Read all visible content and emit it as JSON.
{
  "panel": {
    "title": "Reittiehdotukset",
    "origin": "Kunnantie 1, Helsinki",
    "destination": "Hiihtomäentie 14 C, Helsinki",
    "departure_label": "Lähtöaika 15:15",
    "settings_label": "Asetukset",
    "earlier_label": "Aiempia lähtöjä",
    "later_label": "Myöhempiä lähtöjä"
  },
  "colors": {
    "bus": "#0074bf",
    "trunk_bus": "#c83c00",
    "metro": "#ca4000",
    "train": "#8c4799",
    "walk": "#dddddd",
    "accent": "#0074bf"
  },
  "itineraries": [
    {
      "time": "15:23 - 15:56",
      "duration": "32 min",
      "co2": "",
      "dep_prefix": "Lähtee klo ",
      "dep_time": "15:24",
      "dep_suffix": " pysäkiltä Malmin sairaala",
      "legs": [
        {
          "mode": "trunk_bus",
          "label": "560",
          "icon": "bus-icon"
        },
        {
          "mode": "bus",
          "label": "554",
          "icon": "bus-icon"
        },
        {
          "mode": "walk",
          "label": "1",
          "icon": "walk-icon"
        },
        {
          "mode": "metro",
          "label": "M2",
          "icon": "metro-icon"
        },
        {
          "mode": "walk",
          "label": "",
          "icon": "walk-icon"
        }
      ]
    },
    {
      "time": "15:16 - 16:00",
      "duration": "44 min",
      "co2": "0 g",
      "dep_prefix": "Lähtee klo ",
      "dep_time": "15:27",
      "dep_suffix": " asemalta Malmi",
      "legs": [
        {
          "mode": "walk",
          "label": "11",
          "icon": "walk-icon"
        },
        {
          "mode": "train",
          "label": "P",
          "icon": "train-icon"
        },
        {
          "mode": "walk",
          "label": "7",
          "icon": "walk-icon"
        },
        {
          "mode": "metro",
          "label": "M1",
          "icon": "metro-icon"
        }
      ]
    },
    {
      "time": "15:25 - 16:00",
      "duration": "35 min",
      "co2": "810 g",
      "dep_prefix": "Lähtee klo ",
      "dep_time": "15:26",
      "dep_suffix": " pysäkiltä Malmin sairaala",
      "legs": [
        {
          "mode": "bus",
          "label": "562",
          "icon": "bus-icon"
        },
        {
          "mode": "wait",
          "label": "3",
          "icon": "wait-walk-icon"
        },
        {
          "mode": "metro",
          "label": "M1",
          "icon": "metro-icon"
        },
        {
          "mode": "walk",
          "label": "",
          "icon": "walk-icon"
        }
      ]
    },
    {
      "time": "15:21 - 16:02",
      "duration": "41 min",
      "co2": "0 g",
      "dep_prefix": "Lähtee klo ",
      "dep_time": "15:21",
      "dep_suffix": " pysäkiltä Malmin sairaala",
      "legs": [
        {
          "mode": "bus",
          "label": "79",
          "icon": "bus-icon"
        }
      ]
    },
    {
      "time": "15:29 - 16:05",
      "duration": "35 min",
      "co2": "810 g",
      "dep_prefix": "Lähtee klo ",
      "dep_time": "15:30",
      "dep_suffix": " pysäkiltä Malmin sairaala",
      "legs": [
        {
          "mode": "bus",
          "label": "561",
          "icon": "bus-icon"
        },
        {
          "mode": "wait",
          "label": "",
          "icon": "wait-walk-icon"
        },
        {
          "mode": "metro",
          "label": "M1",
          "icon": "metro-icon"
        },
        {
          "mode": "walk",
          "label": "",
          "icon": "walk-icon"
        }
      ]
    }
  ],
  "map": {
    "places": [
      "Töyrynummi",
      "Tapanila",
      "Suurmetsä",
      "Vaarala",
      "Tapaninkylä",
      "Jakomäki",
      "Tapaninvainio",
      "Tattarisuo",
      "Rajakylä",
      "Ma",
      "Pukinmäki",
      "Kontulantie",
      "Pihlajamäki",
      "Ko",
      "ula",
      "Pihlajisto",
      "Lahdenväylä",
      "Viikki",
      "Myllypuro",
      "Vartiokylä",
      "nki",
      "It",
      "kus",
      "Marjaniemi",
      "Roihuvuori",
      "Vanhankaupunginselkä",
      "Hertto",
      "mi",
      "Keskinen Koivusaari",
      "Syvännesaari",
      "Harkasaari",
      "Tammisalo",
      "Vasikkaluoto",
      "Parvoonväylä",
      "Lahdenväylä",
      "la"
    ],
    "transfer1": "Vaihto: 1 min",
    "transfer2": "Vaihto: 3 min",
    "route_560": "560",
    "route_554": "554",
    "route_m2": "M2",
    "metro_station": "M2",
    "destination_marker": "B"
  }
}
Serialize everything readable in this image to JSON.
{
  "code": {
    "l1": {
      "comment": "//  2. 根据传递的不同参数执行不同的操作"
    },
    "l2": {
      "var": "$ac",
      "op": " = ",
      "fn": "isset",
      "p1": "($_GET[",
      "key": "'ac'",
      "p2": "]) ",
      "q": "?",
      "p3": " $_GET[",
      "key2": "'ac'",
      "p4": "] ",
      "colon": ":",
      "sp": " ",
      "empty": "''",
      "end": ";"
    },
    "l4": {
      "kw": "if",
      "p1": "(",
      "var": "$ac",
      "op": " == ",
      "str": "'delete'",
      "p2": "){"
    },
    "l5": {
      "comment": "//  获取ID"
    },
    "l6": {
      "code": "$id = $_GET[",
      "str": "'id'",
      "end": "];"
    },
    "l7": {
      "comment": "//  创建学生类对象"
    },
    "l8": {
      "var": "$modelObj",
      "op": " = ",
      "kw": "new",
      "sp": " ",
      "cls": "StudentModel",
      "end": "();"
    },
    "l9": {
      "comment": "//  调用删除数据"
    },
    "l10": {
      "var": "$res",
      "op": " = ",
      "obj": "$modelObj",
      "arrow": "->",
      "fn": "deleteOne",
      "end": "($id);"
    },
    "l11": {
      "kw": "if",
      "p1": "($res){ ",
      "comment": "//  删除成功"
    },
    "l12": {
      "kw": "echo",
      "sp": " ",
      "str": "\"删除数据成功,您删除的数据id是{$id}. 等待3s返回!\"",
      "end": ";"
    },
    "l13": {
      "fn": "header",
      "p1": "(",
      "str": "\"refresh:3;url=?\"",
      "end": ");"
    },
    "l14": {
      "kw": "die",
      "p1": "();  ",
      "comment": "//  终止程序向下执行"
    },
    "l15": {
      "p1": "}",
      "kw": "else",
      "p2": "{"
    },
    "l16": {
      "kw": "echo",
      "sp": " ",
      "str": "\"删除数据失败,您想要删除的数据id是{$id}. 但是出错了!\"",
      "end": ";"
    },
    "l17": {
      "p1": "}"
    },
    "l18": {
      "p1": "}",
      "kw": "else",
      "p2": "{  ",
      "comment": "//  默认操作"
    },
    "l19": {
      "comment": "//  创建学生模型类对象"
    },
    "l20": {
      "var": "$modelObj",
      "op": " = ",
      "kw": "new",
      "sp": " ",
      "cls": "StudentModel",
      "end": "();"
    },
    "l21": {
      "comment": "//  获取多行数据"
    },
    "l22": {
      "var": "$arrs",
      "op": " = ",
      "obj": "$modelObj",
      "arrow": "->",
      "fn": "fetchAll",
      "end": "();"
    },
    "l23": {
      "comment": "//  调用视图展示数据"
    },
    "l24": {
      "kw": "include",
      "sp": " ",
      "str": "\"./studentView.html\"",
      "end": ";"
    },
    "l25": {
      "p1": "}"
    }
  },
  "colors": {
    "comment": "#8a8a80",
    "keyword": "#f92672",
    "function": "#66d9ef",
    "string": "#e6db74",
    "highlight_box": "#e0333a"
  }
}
···
* EXERCISE BRIEF
Output the listing above word for word.

* THE RESULT
Read all visible content and emit it as JSON.
{
  "panel": {
    "title": "Reittiehdotukset",
    "origin": "Kunnantie 1, Helsinki",
    "destination": "Hiihtomäentie 14 C, Helsinki",
    "departure_label": "Lähtöaika 15:15",
    "settings_label": "Asetukset",
    "earlier_label": "Aiempia lähtöjä",
    "later_label": "Myöhempiä lähtöjä"
  },
  "colors": {
    "bus": "#0074bf",
    "trunk_bus": "#c83c00",
    "metro": "#ca4000",
    "train": "#8c4799",
    "walk": "#dddddd",
    "accent": "#0074bf"
  },
  "itineraries": [
    {
      "time": "15:23 - 15:56",
      "duration": "32 min",
      "co2": "",
      "dep_prefix": "Lähtee klo ",
      "dep_time": "15:24",
      "dep_suffix": " pysäkiltä Malmin sairaala",
      "legs": [
        {
          "mode": "trunk_bus",
          "label": "560",
          "icon": "bus-icon"
        },
        {
          "mode": "bus",
          "label": "554",
          "icon": "bus-icon"
        },
        {
          "mode": "walk",
          "label": "1",
          "icon": "walk-icon"
        },
        {
          "mode": "metro",
          "label": "M2",
          "icon": "metro-icon"
        },
        {
          "mode": "walk",
          "label": "",
          "icon": "walk-icon"
        }
      ]
    },
    {
      "time": "15:16 - 16:00",
      "duration": "44 min",
      "co2": "0 g",
      "dep_prefix": "Lähtee klo ",
      "dep_time": "15:27",
      "dep_suffix": " asemalta Malmi",
      "legs": [
        {
          "mode": "walk",
          "label": "11",
          "icon": "walk-icon"
        },
        {
          "mode": "train",
          "label": "P",
          "icon": "train-icon"
        },
        {
          "mode": "walk",
          "label": "7",
          "icon": "walk-icon"
        },
        {
          "mode": "metro",
          "label": "M1",
          "icon": "metro-icon"
        }
      ]
    },
    {
      "time": "15:25 - 16:00",
      "duration": "35 min",
      "co2": "810 g",
      "dep_prefix": "Lähtee klo ",
      "dep_time": "15:26",
      "dep_suffix": " pysäkiltä Malmin sairaala",
      "legs": [
        {
          "mode": "bus",
          "label": "562",
          "icon": "bus-icon"
        },
        {
          "mode": "wait",
          "label": "3",
          "icon": "wait-walk-icon"
        },
        {
          "mode": "metro",
          "label": "M1",
          "icon": "metro-icon"
        },
        {
          "mode": "walk",
          "label": "",
          "icon": "walk-icon"
        }
      ]
    },
    {
      "time": "15:21 - 16:02",
      "duration": "41 min",
      "co2": "0 g",
      "dep_prefix": "Lähtee klo ",
      "dep_time": "15:21",
      "dep_suffix": " pysäkiltä Malmin sairaala",
      "legs": [
        {
          "mode": "bus",
          "label": "79",
          "icon": "bus-icon"
        }
      ]
    },
    {
      "time": "15:29 - 16:05",
      "duration": "35 min",
      "co2": "810 g",
      "dep_prefix": "Lähtee klo ",
      "dep_time": "15:30",
      "dep_suffix": " pysäkiltä Malmin sairaala",
      "legs": [
        {
          "mode": "bus",
          "label": "561",
          "icon": "bus-icon"
        },
        {
          "mode": "wait",
          "label": "",
          "icon": "wait-walk-icon"
        },
        {
          "mode": "metro",
          "label": "M1",
          "icon": "metro-icon"
        },
        {
          "mode": "walk",
          "label": "",
          "icon": "walk-icon"
        }
      ]
    }
  ],
  "map": {
    "places": [
      "Töyrynummi",
      "Tapanila",
      "Suurmetsä",
      "Vaarala",
      "Tapaninkylä",
      "Jakomäki",
      "Tapaninvainio",
      "Tattarisuo",
      "Rajakylä",
      "Ma",
      "Pukinmäki",
      "Kontulantie",
      "Pihlajamäki",
      "Ko",
      "ula",
      "Pihlajisto",
      "Lahdenväylä",
      "Viikki",
      "Myllypuro",
      "Vartiokylä",
      "nki",
      "It",
      "kus",
      "Marjaniemi",
      "Roihuvuori",
      "Vanhankaupunginselkä",
      "Hertto",
      "mi",
      "Keskinen Koivusaari",
      "Syvännesaari",
      "Harkasaari",
      "Tammisalo",
      "Vasikkaluoto",
      "Parvoonväylä",
      "Lahdenväylä",
      "la"
    ],
    "transfer1": "Vaihto: 1 min",
    "transfer2": "Vaihto: 3 min",
    "route_560": "560",
    "route_554": "554",
    "route_m2": "M2",
    "metro_station": "M2",
    "destination_marker": "B"
  }
}
Serialize everything readable in this image to JSON.
{
  "code": {
    "l1": {
      "comment": "//  2. 根据传递的不同参数执行不同的操作"
    },
    "l2": {
      "var": "$ac",
      "op": " = ",
      "fn": "isset",
      "p1": "($_GET[",
      "key": "'ac'",
      "p2": "]) ",
      "q": "?",
      "p3": " $_GET[",
      "key2": "'ac'",
      "p4": "] ",
      "colon": ":",
      "sp": " ",
      "empty": "''",
      "end": ";"
    },
    "l4": {
      "kw": "if",
      "p1": "(",
      "var": "$ac",
      "op": " == ",
      "str": "'delete'",
      "p2": "){"
    },
    "l5": {
      "comment": "//  获取ID"
    },
    "l6": {
      "code": "$id = $_GET[",
      "str": "'id'",
      "end": "];"
    },
    "l7": {
      "comment": "//  创建学生类对象"
    },
    "l8": {
      "var": "$modelObj",
      "op": " = ",
      "kw": "new",
      "sp": " ",
      "cls": "StudentModel",
      "end": "();"
    },
    "l9": {
      "comment": "//  调用删除数据"
    },
    "l10": {
      "var": "$res",
      "op": " = ",
      "obj": "$modelObj",
      "arrow": "->",
      "fn": "deleteOne",
      "end": "($id);"
    },
    "l11": {
      "kw": "if",
      "p1": "($res){ ",
      "comment": "//  删除成功"
    },
    "l12": {
      "kw": "echo",
      "sp": " ",
      "str": "\"删除数据成功,您删除的数据id是{$id}. 等待3s返回!\"",
      "end": ";"
    },
    "l13": {
      "fn": "header",
      "p1": "(",
      "str": "\"refresh:3;url=?\"",
      "end": ");"
    },
    "l14": {
      "kw": "die",
      "p1": "();  ",
      "comment": "//  终止程序向下执行"
    },
    "l15": {
      "p1": "}",
      "kw": "else",
      "p2": "{"
    },
    "l16": {
      "kw": "echo",
      "sp": " ",
      "str": "\"删除数据失败,您想要删除的数据id是{$id}. 但是出错了!\"",
      "end": ";"
    },
    "l17": {
      "p1": "}"
    },
    "l18": {
      "p1": "}",
      "kw": "else",
      "p2": "{  ",
      "comment": "//  默认操作"
    },
    "l19": {
      "comment": "//  创建学生模型类对象"
    },
    "l20": {
      "var": "$modelObj",
      "op": " = ",
      "kw": "new",
      "sp": " ",
      "cls": "StudentModel",
      "end": "();"
    },
    "l21": {
      "comment": "//  获取多行数据"
    },
    "l22": {
      "var": "$arrs",
      "op": " = ",
      "obj": "$modelObj",
      "arrow": "->",
      "fn": "fetchAll",
      "end": "();"
    },
    "l23": {
      "comment": "//  调用视图展示数据"
    },
    "l24": {
      "kw": "include",
      "sp": " ",
      "str": "\"./studentView.html\"",
      "end": ";"
    },
    "l25": {
      "p1": "}"
    }
  },
  "colors": {
    "comment": "#8a8a80",
    "keyword": "#f92672",
    "function": "#66d9ef",
    "string": "#e6db74",
    "highlight_box": "#e0333a"
  }
}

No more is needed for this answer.